== Material shown ==

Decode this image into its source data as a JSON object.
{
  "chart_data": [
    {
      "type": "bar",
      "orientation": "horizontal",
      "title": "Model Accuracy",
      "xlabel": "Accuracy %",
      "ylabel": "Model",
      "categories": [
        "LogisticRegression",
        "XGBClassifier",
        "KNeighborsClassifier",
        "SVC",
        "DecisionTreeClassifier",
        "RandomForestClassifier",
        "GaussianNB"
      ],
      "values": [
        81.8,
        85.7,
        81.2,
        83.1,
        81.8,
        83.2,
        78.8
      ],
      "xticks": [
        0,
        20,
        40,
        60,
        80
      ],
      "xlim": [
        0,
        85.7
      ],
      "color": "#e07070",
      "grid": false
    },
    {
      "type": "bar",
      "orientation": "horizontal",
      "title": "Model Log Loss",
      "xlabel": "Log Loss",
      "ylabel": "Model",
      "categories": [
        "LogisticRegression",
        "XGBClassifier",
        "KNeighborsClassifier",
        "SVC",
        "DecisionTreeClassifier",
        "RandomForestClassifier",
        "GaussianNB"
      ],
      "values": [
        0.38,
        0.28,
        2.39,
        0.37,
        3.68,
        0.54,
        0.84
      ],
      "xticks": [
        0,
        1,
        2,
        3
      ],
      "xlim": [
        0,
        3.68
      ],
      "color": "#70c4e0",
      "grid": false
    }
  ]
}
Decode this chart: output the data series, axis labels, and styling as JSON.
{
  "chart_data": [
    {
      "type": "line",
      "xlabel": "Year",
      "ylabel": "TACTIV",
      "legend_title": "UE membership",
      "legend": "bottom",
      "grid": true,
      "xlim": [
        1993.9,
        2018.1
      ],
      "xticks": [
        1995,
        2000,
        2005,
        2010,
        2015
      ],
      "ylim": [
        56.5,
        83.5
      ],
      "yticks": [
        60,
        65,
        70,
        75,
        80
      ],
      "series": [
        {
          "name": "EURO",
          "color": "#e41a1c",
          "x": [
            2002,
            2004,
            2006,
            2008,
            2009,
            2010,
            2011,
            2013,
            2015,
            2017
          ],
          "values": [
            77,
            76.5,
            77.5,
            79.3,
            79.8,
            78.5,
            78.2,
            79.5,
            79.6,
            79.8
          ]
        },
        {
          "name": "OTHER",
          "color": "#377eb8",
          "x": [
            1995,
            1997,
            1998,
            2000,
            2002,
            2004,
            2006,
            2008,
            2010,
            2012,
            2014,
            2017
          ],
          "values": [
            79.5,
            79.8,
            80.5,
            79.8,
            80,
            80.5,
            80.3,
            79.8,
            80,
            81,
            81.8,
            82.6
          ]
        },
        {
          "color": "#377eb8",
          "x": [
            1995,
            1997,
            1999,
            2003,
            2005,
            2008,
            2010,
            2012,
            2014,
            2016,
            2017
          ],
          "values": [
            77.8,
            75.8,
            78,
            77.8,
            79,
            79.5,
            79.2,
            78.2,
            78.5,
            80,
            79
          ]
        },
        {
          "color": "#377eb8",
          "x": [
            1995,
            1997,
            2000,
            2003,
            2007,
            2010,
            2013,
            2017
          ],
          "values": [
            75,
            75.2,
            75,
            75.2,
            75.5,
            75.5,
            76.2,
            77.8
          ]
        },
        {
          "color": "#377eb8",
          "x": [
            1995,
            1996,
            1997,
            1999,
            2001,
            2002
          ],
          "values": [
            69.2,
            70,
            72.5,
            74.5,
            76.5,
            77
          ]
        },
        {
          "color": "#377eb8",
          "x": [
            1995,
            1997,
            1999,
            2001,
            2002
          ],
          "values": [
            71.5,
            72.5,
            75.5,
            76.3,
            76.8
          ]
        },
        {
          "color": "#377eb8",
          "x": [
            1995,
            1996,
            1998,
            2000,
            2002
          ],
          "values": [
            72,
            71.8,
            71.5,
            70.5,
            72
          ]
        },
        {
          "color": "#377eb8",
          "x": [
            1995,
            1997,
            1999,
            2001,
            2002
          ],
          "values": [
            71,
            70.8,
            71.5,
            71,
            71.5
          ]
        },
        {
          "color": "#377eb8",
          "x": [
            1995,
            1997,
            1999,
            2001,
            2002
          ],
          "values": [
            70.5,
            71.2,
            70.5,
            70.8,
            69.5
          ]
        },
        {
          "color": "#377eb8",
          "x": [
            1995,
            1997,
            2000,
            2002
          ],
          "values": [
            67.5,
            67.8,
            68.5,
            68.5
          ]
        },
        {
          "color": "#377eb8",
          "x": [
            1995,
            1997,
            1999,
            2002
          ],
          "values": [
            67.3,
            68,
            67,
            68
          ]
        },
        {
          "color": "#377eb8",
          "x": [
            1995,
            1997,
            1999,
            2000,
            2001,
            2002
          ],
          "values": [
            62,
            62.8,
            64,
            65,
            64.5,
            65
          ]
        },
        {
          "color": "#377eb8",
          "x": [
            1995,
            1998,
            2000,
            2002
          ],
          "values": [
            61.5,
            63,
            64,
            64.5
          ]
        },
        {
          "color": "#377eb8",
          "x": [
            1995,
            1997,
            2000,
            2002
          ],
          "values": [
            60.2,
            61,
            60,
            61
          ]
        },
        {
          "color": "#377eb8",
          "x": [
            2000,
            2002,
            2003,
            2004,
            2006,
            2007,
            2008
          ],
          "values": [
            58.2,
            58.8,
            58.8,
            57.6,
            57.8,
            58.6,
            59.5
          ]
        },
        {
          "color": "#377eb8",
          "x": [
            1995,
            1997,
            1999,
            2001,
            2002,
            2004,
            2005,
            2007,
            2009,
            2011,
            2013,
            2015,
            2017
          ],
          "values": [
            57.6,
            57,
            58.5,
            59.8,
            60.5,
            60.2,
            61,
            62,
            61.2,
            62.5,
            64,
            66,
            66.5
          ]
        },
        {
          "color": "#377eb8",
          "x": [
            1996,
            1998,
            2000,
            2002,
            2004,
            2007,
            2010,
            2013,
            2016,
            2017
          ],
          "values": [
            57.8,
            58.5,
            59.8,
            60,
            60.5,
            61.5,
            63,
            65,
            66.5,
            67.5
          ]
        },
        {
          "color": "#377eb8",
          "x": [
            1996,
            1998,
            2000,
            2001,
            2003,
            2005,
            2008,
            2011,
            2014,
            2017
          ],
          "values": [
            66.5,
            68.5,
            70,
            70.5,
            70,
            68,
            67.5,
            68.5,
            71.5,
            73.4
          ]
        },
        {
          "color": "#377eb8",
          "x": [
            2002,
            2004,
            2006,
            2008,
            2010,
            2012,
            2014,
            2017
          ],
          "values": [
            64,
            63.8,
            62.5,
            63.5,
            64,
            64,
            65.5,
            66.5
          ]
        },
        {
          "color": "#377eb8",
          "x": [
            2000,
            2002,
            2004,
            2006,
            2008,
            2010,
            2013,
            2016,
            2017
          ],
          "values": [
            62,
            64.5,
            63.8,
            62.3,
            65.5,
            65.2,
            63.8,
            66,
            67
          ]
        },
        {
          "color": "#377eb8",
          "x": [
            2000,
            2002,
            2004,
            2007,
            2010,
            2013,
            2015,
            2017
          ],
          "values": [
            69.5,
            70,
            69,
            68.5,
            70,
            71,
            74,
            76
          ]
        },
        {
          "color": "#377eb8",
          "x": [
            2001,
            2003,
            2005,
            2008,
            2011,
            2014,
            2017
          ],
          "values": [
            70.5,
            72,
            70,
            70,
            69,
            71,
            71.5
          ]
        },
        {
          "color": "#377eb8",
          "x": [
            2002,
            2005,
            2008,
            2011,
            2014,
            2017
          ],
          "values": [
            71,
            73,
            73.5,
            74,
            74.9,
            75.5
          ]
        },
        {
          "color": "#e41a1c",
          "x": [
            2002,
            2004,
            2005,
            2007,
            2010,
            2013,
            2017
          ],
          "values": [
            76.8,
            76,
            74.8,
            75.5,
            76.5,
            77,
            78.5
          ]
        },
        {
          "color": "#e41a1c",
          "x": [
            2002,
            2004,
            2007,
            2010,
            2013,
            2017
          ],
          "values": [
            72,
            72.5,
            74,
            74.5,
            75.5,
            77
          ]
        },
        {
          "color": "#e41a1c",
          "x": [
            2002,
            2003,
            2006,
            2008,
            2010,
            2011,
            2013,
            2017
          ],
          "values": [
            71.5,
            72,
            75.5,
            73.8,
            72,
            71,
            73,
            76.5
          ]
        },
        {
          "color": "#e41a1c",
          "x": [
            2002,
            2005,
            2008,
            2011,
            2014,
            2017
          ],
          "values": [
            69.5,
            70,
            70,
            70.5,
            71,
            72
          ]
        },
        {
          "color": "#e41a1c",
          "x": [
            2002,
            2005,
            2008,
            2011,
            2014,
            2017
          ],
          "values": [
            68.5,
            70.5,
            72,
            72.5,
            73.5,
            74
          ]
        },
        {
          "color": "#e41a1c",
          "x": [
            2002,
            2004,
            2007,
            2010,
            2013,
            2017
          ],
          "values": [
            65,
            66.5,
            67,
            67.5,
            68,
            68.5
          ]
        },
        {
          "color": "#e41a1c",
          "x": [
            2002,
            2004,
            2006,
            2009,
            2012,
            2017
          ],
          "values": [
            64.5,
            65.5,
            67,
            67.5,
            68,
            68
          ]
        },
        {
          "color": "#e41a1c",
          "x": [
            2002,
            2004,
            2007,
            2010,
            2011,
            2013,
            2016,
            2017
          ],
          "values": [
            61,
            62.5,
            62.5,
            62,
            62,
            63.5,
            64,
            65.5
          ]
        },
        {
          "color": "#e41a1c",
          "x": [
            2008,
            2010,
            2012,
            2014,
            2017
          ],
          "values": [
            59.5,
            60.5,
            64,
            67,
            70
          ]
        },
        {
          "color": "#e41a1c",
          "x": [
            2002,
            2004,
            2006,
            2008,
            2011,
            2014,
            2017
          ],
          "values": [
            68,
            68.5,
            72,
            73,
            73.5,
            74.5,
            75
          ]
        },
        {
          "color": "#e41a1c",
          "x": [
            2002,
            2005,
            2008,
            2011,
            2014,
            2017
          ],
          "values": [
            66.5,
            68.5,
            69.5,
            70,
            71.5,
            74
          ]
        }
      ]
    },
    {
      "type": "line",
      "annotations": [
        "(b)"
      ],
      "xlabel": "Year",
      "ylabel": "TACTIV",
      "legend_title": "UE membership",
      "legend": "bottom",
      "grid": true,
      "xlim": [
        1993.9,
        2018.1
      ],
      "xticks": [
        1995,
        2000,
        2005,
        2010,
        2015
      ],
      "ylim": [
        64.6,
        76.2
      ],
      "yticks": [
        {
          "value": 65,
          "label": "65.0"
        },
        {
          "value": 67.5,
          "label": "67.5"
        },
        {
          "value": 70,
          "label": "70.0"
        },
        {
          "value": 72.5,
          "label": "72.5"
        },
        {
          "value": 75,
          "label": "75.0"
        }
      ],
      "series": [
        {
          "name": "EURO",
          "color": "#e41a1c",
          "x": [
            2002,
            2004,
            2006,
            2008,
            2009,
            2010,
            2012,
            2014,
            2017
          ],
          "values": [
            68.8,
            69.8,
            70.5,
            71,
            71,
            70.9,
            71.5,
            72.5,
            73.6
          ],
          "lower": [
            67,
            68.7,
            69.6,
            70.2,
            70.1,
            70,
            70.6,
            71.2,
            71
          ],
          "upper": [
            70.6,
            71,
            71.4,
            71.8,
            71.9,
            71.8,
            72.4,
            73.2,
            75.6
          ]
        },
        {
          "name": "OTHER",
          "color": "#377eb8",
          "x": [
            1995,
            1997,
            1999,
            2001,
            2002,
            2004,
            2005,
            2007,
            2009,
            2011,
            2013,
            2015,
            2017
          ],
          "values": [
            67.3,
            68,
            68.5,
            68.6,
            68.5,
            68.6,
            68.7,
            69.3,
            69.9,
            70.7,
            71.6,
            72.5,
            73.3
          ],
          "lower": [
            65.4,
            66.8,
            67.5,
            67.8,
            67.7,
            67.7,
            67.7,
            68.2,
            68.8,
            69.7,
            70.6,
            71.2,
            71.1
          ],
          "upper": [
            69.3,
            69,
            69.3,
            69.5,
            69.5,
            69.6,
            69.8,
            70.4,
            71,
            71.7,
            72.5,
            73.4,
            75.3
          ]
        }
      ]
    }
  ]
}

===

Required work -> Gather all lines from the records above in which "JSON" appears.

Task answer ->
Decode this image into its source data as a JSON object.
Decode this chart: output the data series, axis labels, and styling as JSON.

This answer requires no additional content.